-- begin --
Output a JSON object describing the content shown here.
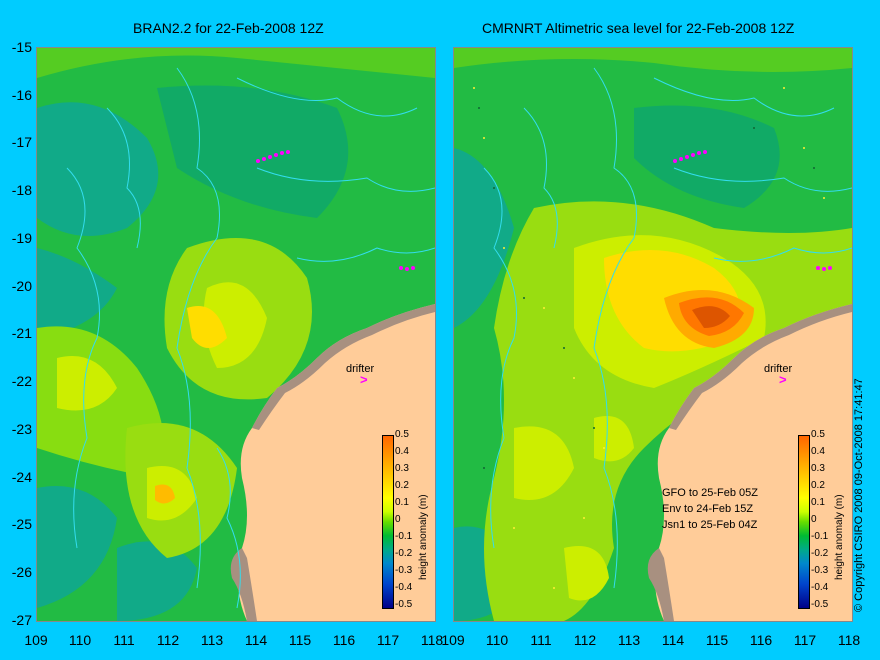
{
  "left_panel": {
    "title": "BRAN2.2 for 22-Feb-2008 12Z"
  },
  "right_panel": {
    "title": "CMRNRT Altimetric sea level  for 22-Feb-2008 12Z",
    "pass_info": [
      "GFO to 25-Feb 05Z",
      "Env to 24-Feb 15Z",
      "Jsn1 to 25-Feb 04Z"
    ]
  },
  "y_ticks": [
    "-15",
    "-16",
    "-17",
    "-18",
    "-19",
    "-20",
    "-21",
    "-22",
    "-23",
    "-24",
    "-25",
    "-26",
    "-27"
  ],
  "x_ticks": [
    "109",
    "110",
    "111",
    "112",
    "113",
    "114",
    "115",
    "116",
    "117",
    "118"
  ],
  "colorbar": {
    "title": "height anomaly (m)",
    "labels": [
      "0.5",
      "0.4",
      "0.3",
      "0.2",
      "0.1",
      "0",
      "-0.1",
      "-0.2",
      "-0.3",
      "-0.4",
      "-0.5"
    ]
  },
  "drifter": {
    "label": "drifter",
    "marker": ">"
  },
  "copyright": "© Copyright CSIRO 2008   09-Oct-2008 17:41:47",
  "colors": {
    "background": "#00ccff",
    "land": "#ffcc99",
    "coast_fill": "#a89080",
    "contour": "#33ddee",
    "marker": "#ff00ff"
  }
}
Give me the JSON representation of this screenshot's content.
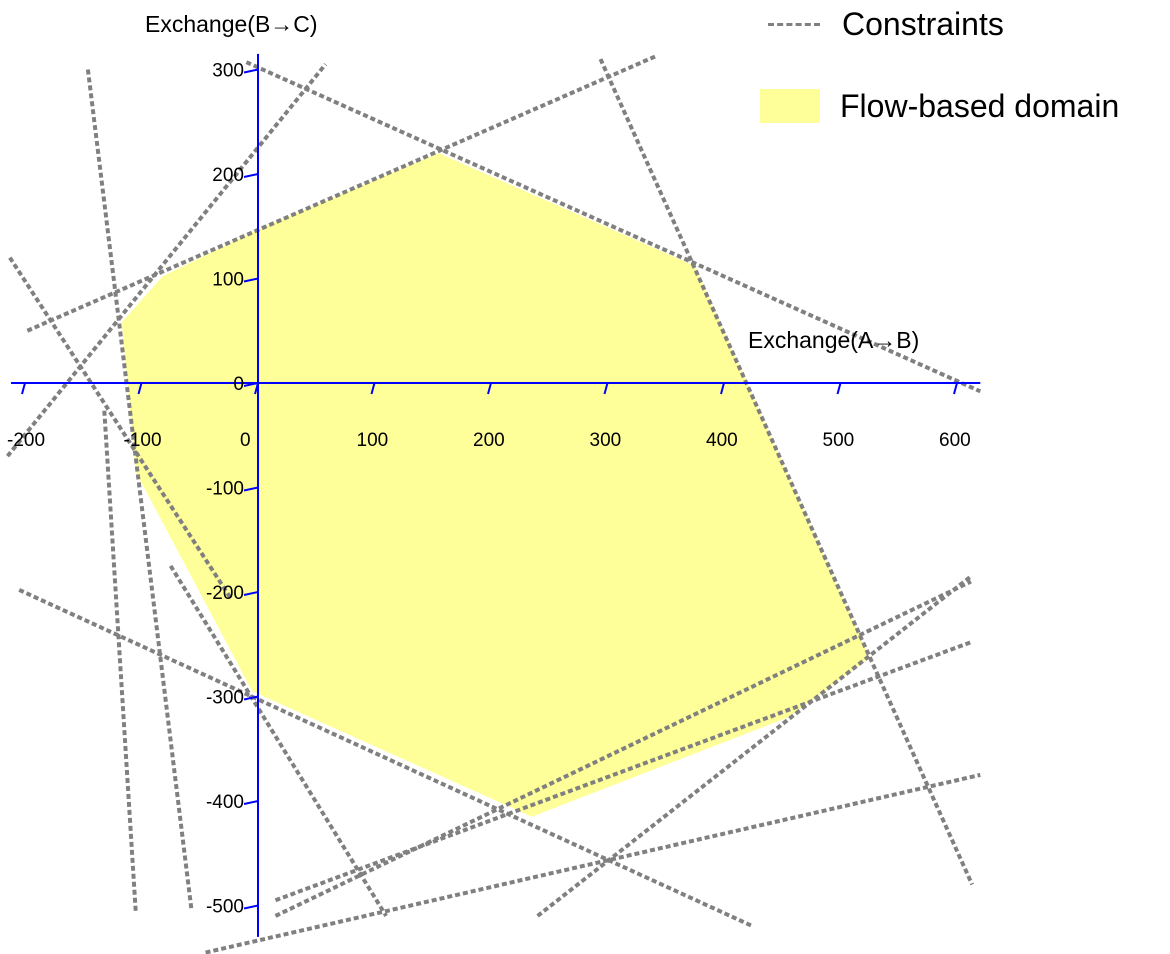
-- end --
[What you are asked to do]:
Pictures are to be left out; repeat all the remaining data exactly.

[Task result]:
Output a JSON object describing the content shown here.
{
  "left_panel": {
    "title": "BRAN2.2 for 22-Feb-2008 12Z"
  },
  "right_panel": {
    "title": "CMRNRT Altimetric sea level  for 22-Feb-2008 12Z",
    "pass_info": [
      "GFO to 25-Feb 05Z",
      "Env to 24-Feb 15Z",
      "Jsn1 to 25-Feb 04Z"
    ]
  },
  "y_ticks": [
    "-15",
    "-16",
    "-17",
    "-18",
    "-19",
    "-20",
    "-21",
    "-22",
    "-23",
    "-24",
    "-25",
    "-26",
    "-27"
  ],
  "x_ticks": [
    "109",
    "110",
    "111",
    "112",
    "113",
    "114",
    "115",
    "116",
    "117",
    "118"
  ],
  "colorbar": {
    "title": "height anomaly (m)",
    "labels": [
      "0.5",
      "0.4",
      "0.3",
      "0.2",
      "0.1",
      "0",
      "-0.1",
      "-0.2",
      "-0.3",
      "-0.4",
      "-0.5"
    ]
  },
  "drifter": {
    "label": "drifter",
    "marker": ">"
  },
  "copyright": "© Copyright CSIRO 2008   09-Oct-2008 17:41:47",
  "colors": {
    "background": "#00ccff",
    "land": "#ffcc99",
    "coast_fill": "#a89080",
    "contour": "#33ddee",
    "marker": "#ff00ff"
  }
}
Give me the JSON representation of this screenshot's content.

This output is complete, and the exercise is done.